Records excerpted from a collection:
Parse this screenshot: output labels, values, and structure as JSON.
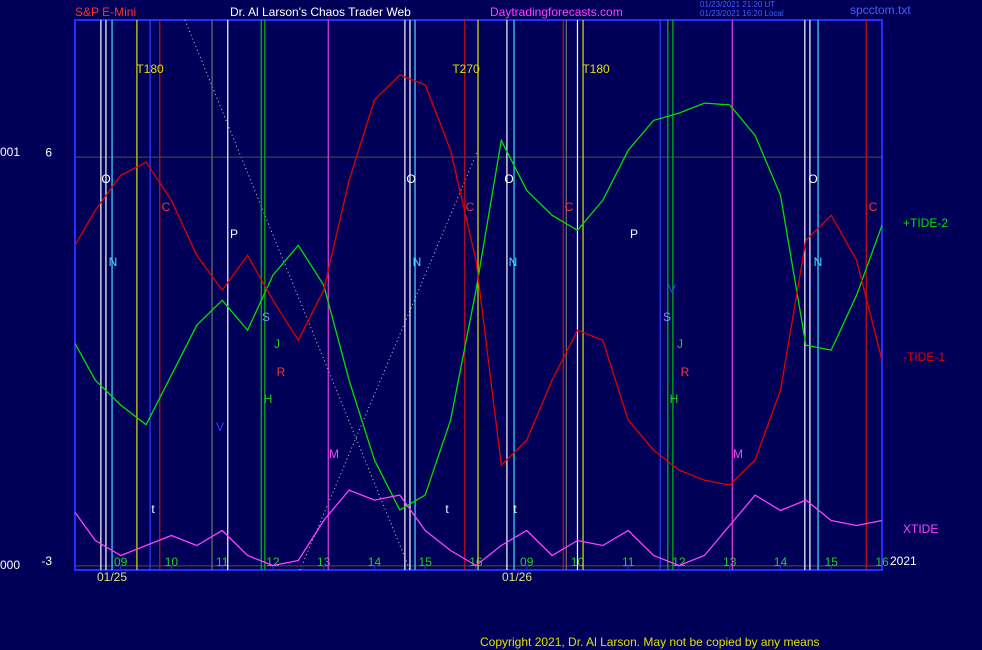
{
  "header": {
    "instrument": "S&P E-Mini",
    "site_title": "Dr. Al Larson's Chaos Trader Web",
    "url": "Daytradingforecasts.com",
    "stamp_utc": "01/23/2021 21:20 UT",
    "stamp_local": "01/23/2021 16:20 Local",
    "file": "spcctom.txt"
  },
  "side_labels": [
    "001",
    "000"
  ],
  "footer": {
    "copyright": "Copyright 2021, Dr. Al Larson. May not be copied by any means"
  },
  "chart_data": {
    "type": "line",
    "x": [
      8.1,
      8.5,
      9.0,
      9.5,
      10.0,
      10.5,
      11.0,
      11.5,
      12.0,
      12.5,
      13.0,
      13.5,
      14.0,
      14.5,
      15.0,
      15.5,
      16.0,
      16.5,
      17.0,
      17.5,
      18.0,
      18.5,
      19.0,
      19.5,
      20.0,
      20.5,
      21.0,
      21.5,
      22.0,
      22.5,
      23.0,
      23.5,
      24.0
    ],
    "series": [
      {
        "name": "+TIDE-2",
        "color": "#00e000",
        "values": [
          1.9,
          1.09,
          0.54,
          0.11,
          1.2,
          2.3,
          2.85,
          2.19,
          3.4,
          4.06,
          3.18,
          1.09,
          -0.67,
          -1.77,
          -1.44,
          0.21,
          3.07,
          6.37,
          5.27,
          4.72,
          4.39,
          5.05,
          6.15,
          6.81,
          6.97,
          7.19,
          7.15,
          6.48,
          5.16,
          1.86,
          1.75,
          2.96,
          4.5
        ]
      },
      {
        "name": "-TIDE-1",
        "color": "#e00000",
        "values": [
          4.06,
          4.83,
          5.6,
          5.89,
          5.05,
          3.84,
          3.07,
          3.84,
          2.85,
          1.97,
          3.07,
          5.49,
          7.26,
          7.81,
          7.59,
          6.15,
          3.73,
          -0.78,
          -0.23,
          1.09,
          2.19,
          1.97,
          0.21,
          -0.45,
          -0.89,
          -1.11,
          -1.22,
          -0.67,
          0.87,
          4.17,
          4.72,
          3.73,
          1.53
        ]
      },
      {
        "name": "XTIDE",
        "color": "#ff40ff",
        "values": [
          -1.82,
          -2.44,
          -2.77,
          -2.55,
          -2.33,
          -2.55,
          -2.22,
          -2.77,
          -2.99,
          -2.88,
          -2.0,
          -1.33,
          -1.55,
          -1.44,
          -2.22,
          -2.66,
          -2.99,
          -2.55,
          -2.22,
          -2.77,
          -2.44,
          -2.55,
          -2.22,
          -2.77,
          -2.99,
          -2.77,
          -2.11,
          -1.44,
          -1.78,
          -1.55,
          -2.0,
          -2.11,
          -2.0
        ]
      }
    ],
    "xlim": [
      8.1,
      24.0
    ],
    "xticks": [
      {
        "value": 9,
        "label": "09"
      },
      10,
      11,
      12,
      13,
      14,
      15,
      16,
      {
        "value": 17,
        "label": "09"
      },
      {
        "value": 18,
        "label": "10"
      },
      {
        "value": 19,
        "label": "11"
      },
      {
        "value": 20,
        "label": "12"
      },
      {
        "value": 21,
        "label": "13"
      },
      {
        "value": 22,
        "label": "14"
      },
      {
        "value": 23,
        "label": "15"
      },
      {
        "value": 24,
        "label": "16"
      }
    ],
    "ylim": [
      -3.09,
      9.02
    ],
    "yticks": [
      6,
      -3
    ],
    "grid": true,
    "dates": [
      "01/25",
      "01/26"
    ],
    "year_label": "2021",
    "event_lines": [
      {
        "x": 8.61,
        "color": "#ffffff"
      },
      {
        "x": 8.71,
        "color": "#ffffff"
      },
      {
        "x": 11.11,
        "color": "#ffffff"
      },
      {
        "x": 14.6,
        "color": "#ffffff"
      },
      {
        "x": 14.7,
        "color": "#ffffff"
      },
      {
        "x": 16.61,
        "color": "#ffffff"
      },
      {
        "x": 18.0,
        "color": "#ffffff"
      },
      {
        "x": 22.48,
        "color": "#ffffff"
      },
      {
        "x": 22.58,
        "color": "#ffffff"
      },
      {
        "x": 8.83,
        "color": "#40e0ff"
      },
      {
        "x": 14.8,
        "color": "#40e0ff"
      },
      {
        "x": 16.75,
        "color": "#40e0ff"
      },
      {
        "x": 22.74,
        "color": "#40e0ff"
      },
      {
        "x": 9.77,
        "color": "#d01010"
      },
      {
        "x": 15.78,
        "color": "#d01010"
      },
      {
        "x": 17.72,
        "color": "#d01010"
      },
      {
        "x": 23.69,
        "color": "#d01010"
      },
      {
        "x": 9.32,
        "color": "#e0e000"
      },
      {
        "x": 16.04,
        "color": "#e0e000"
      },
      {
        "x": 18.11,
        "color": "#e0e000"
      },
      {
        "x": 11.77,
        "color": "#00c000"
      },
      {
        "x": 11.84,
        "color": "#00c000"
      },
      {
        "x": 19.78,
        "color": "#00c000"
      },
      {
        "x": 19.88,
        "color": "#00c000"
      },
      {
        "x": 9.58,
        "color": "#3040ff"
      },
      {
        "x": 19.63,
        "color": "#3040ff"
      },
      {
        "x": 13.09,
        "color": "#e040e0"
      },
      {
        "x": 21.05,
        "color": "#e040e0"
      },
      {
        "x": 10.8,
        "color": "#707070"
      },
      {
        "x": 17.78,
        "color": "#707070"
      }
    ],
    "annotations": [
      "T180",
      "T270",
      "T180",
      "O",
      "O",
      "O",
      "O",
      "C",
      "C",
      "C",
      "C",
      "P",
      "P",
      "N",
      "N",
      "N",
      "N",
      "S",
      "S",
      "V",
      "V",
      "J",
      "J",
      "R",
      "R",
      "H",
      "H",
      "M",
      "M",
      "t",
      "t",
      "t"
    ]
  }
}
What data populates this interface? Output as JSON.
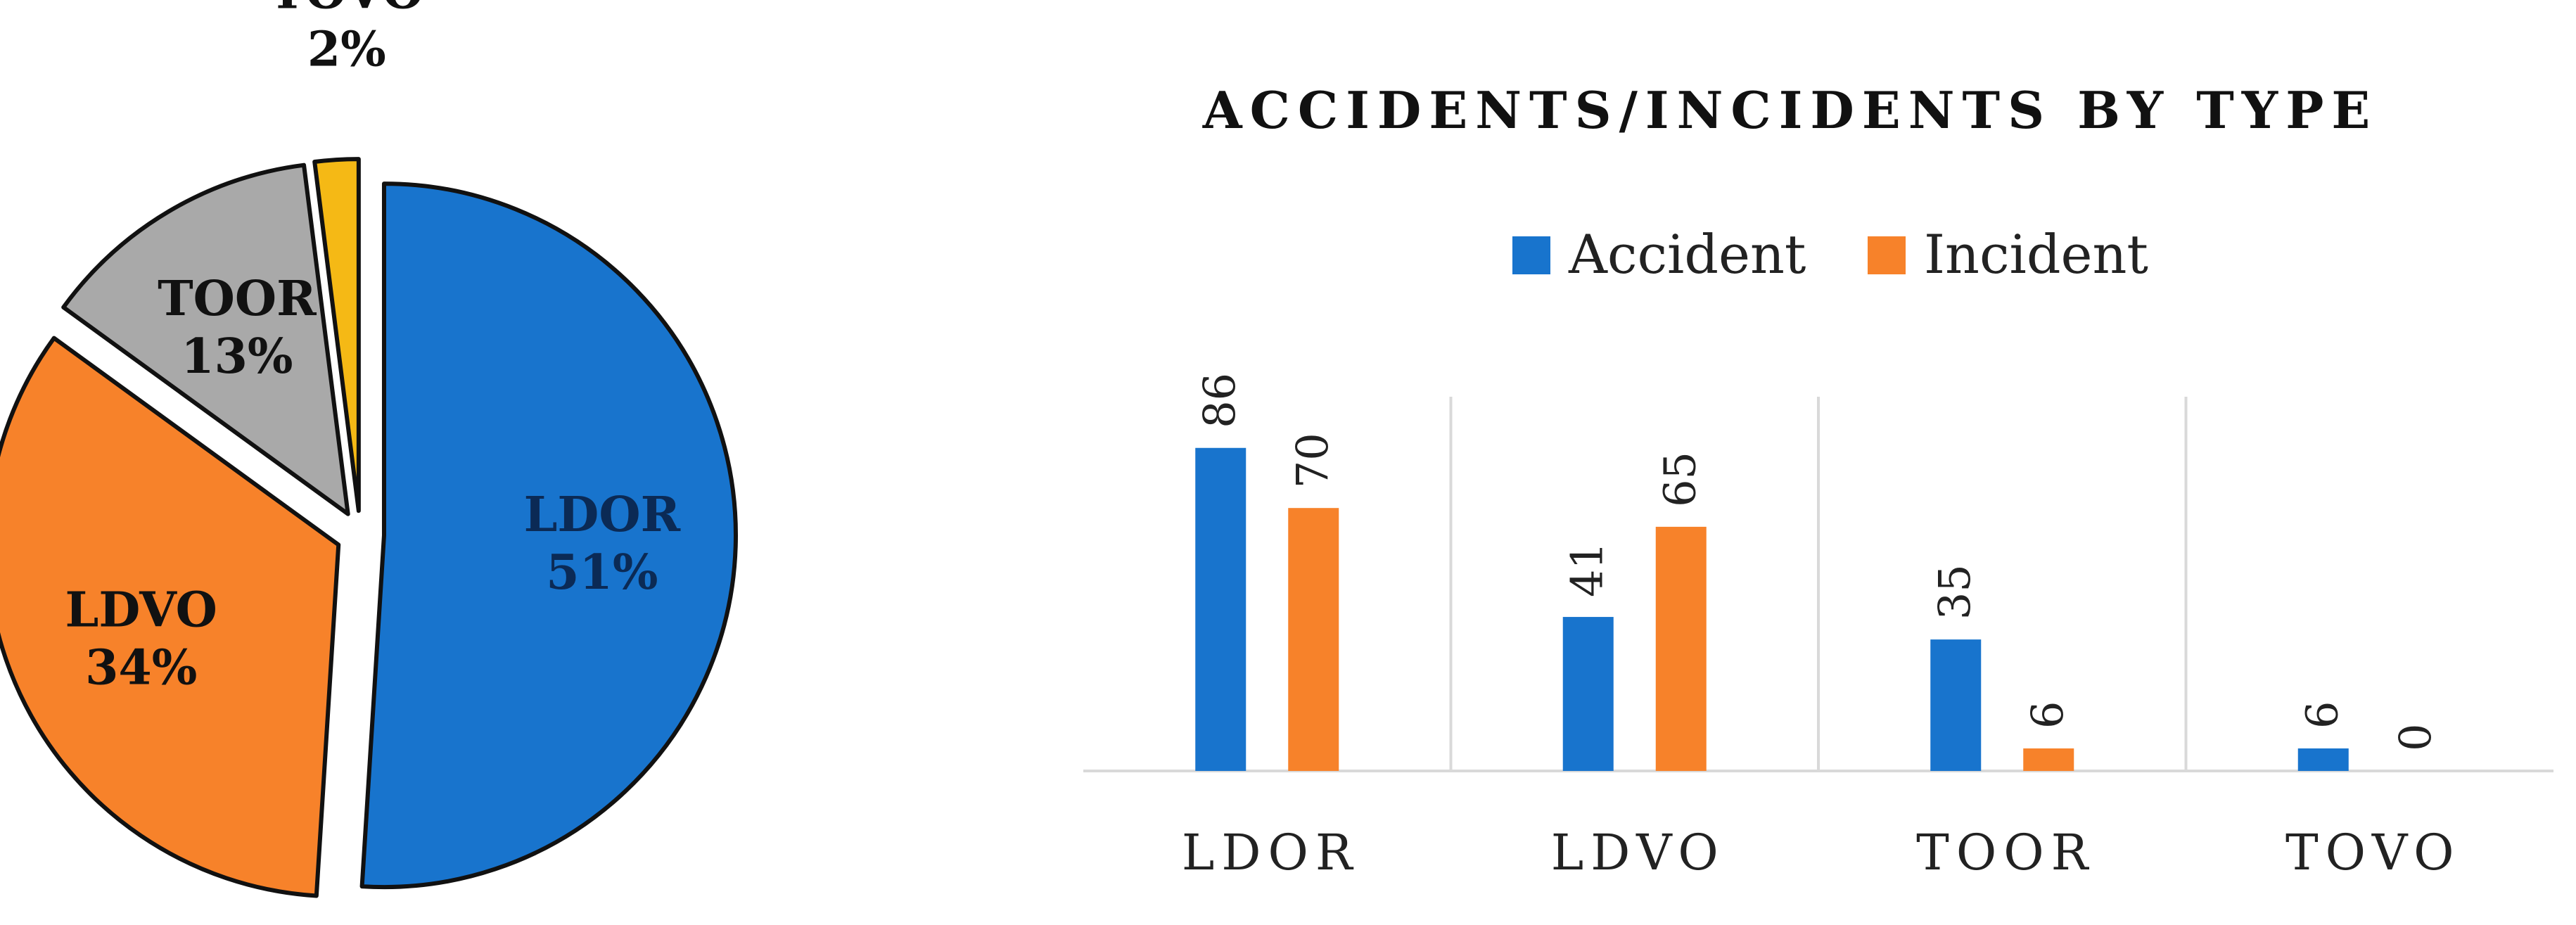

THE REQUEST:
Repeat everything in the records precisely. Images are excluded from the copy.

RESPONSE TO THIS EXERCISE:
Parse this screenshot: output labels, values, and structure as JSON.
{
  "header": {
    "instrument": "S&P E-Mini",
    "site_title": "Dr. Al Larson's Chaos Trader Web",
    "url": "Daytradingforecasts.com",
    "stamp_utc": "01/23/2021 21:20 UT",
    "stamp_local": "01/23/2021 16:20 Local",
    "file": "spcctom.txt"
  },
  "side_labels": [
    "001",
    "000"
  ],
  "footer": {
    "copyright": "Copyright 2021, Dr. Al Larson. May not be copied by any means"
  },
  "chart_data": {
    "type": "line",
    "x": [
      8.1,
      8.5,
      9.0,
      9.5,
      10.0,
      10.5,
      11.0,
      11.5,
      12.0,
      12.5,
      13.0,
      13.5,
      14.0,
      14.5,
      15.0,
      15.5,
      16.0,
      16.5,
      17.0,
      17.5,
      18.0,
      18.5,
      19.0,
      19.5,
      20.0,
      20.5,
      21.0,
      21.5,
      22.0,
      22.5,
      23.0,
      23.5,
      24.0
    ],
    "series": [
      {
        "name": "+TIDE-2",
        "color": "#00e000",
        "values": [
          1.9,
          1.09,
          0.54,
          0.11,
          1.2,
          2.3,
          2.85,
          2.19,
          3.4,
          4.06,
          3.18,
          1.09,
          -0.67,
          -1.77,
          -1.44,
          0.21,
          3.07,
          6.37,
          5.27,
          4.72,
          4.39,
          5.05,
          6.15,
          6.81,
          6.97,
          7.19,
          7.15,
          6.48,
          5.16,
          1.86,
          1.75,
          2.96,
          4.5
        ]
      },
      {
        "name": "-TIDE-1",
        "color": "#e00000",
        "values": [
          4.06,
          4.83,
          5.6,
          5.89,
          5.05,
          3.84,
          3.07,
          3.84,
          2.85,
          1.97,
          3.07,
          5.49,
          7.26,
          7.81,
          7.59,
          6.15,
          3.73,
          -0.78,
          -0.23,
          1.09,
          2.19,
          1.97,
          0.21,
          -0.45,
          -0.89,
          -1.11,
          -1.22,
          -0.67,
          0.87,
          4.17,
          4.72,
          3.73,
          1.53
        ]
      },
      {
        "name": "XTIDE",
        "color": "#ff40ff",
        "values": [
          -1.82,
          -2.44,
          -2.77,
          -2.55,
          -2.33,
          -2.55,
          -2.22,
          -2.77,
          -2.99,
          -2.88,
          -2.0,
          -1.33,
          -1.55,
          -1.44,
          -2.22,
          -2.66,
          -2.99,
          -2.55,
          -2.22,
          -2.77,
          -2.44,
          -2.55,
          -2.22,
          -2.77,
          -2.99,
          -2.77,
          -2.11,
          -1.44,
          -1.78,
          -1.55,
          -2.0,
          -2.11,
          -2.0
        ]
      }
    ],
    "xlim": [
      8.1,
      24.0
    ],
    "xticks": [
      {
        "value": 9,
        "label": "09"
      },
      10,
      11,
      12,
      13,
      14,
      15,
      16,
      {
        "value": 17,
        "label": "09"
      },
      {
        "value": 18,
        "label": "10"
      },
      {
        "value": 19,
        "label": "11"
      },
      {
        "value": 20,
        "label": "12"
      },
      {
        "value": 21,
        "label": "13"
      },
      {
        "value": 22,
        "label": "14"
      },
      {
        "value": 23,
        "label": "15"
      },
      {
        "value": 24,
        "label": "16"
      }
    ],
    "ylim": [
      -3.09,
      9.02
    ],
    "yticks": [
      6,
      -3
    ],
    "grid": true,
    "dates": [
      "01/25",
      "01/26"
    ],
    "year_label": "2021",
    "event_lines": [
      {
        "x": 8.61,
        "color": "#ffffff"
      },
      {
        "x": 8.71,
        "color": "#ffffff"
      },
      {
        "x": 11.11,
        "color": "#ffffff"
      },
      {
        "x": 14.6,
        "color": "#ffffff"
      },
      {
        "x": 14.7,
        "color": "#ffffff"
      },
      {
        "x": 16.61,
        "color": "#ffffff"
      },
      {
        "x": 18.0,
        "color": "#ffffff"
      },
      {
        "x": 22.48,
        "color": "#ffffff"
      },
      {
        "x": 22.58,
        "color": "#ffffff"
      },
      {
        "x": 8.83,
        "color": "#40e0ff"
      },
      {
        "x": 14.8,
        "color": "#40e0ff"
      },
      {
        "x": 16.75,
        "color": "#40e0ff"
      },
      {
        "x": 22.74,
        "color": "#40e0ff"
      },
      {
        "x": 9.77,
        "color": "#d01010"
      },
      {
        "x": 15.78,
        "color": "#d01010"
      },
      {
        "x": 17.72,
        "color": "#d01010"
      },
      {
        "x": 23.69,
        "color": "#d01010"
      },
      {
        "x": 9.32,
        "color": "#e0e000"
      },
      {
        "x": 16.04,
        "color": "#e0e000"
      },
      {
        "x": 18.11,
        "color": "#e0e000"
      },
      {
        "x": 11.77,
        "color": "#00c000"
      },
      {
        "x": 11.84,
        "color": "#00c000"
      },
      {
        "x": 19.78,
        "color": "#00c000"
      },
      {
        "x": 19.88,
        "color": "#00c000"
      },
      {
        "x": 9.58,
        "color": "#3040ff"
      },
      {
        "x": 19.63,
        "color": "#3040ff"
      },
      {
        "x": 13.09,
        "color": "#e040e0"
      },
      {
        "x": 21.05,
        "color": "#e040e0"
      },
      {
        "x": 10.8,
        "color": "#707070"
      },
      {
        "x": 17.78,
        "color": "#707070"
      }
    ],
    "annotations": [
      "T180",
      "T270",
      "T180",
      "O",
      "O",
      "O",
      "O",
      "C",
      "C",
      "C",
      "C",
      "P",
      "P",
      "N",
      "N",
      "N",
      "N",
      "S",
      "S",
      "V",
      "V",
      "J",
      "J",
      "R",
      "R",
      "H",
      "H",
      "M",
      "M",
      "t",
      "t",
      "t"
    ]
  }
}
What data populates this interface? Output as JSON.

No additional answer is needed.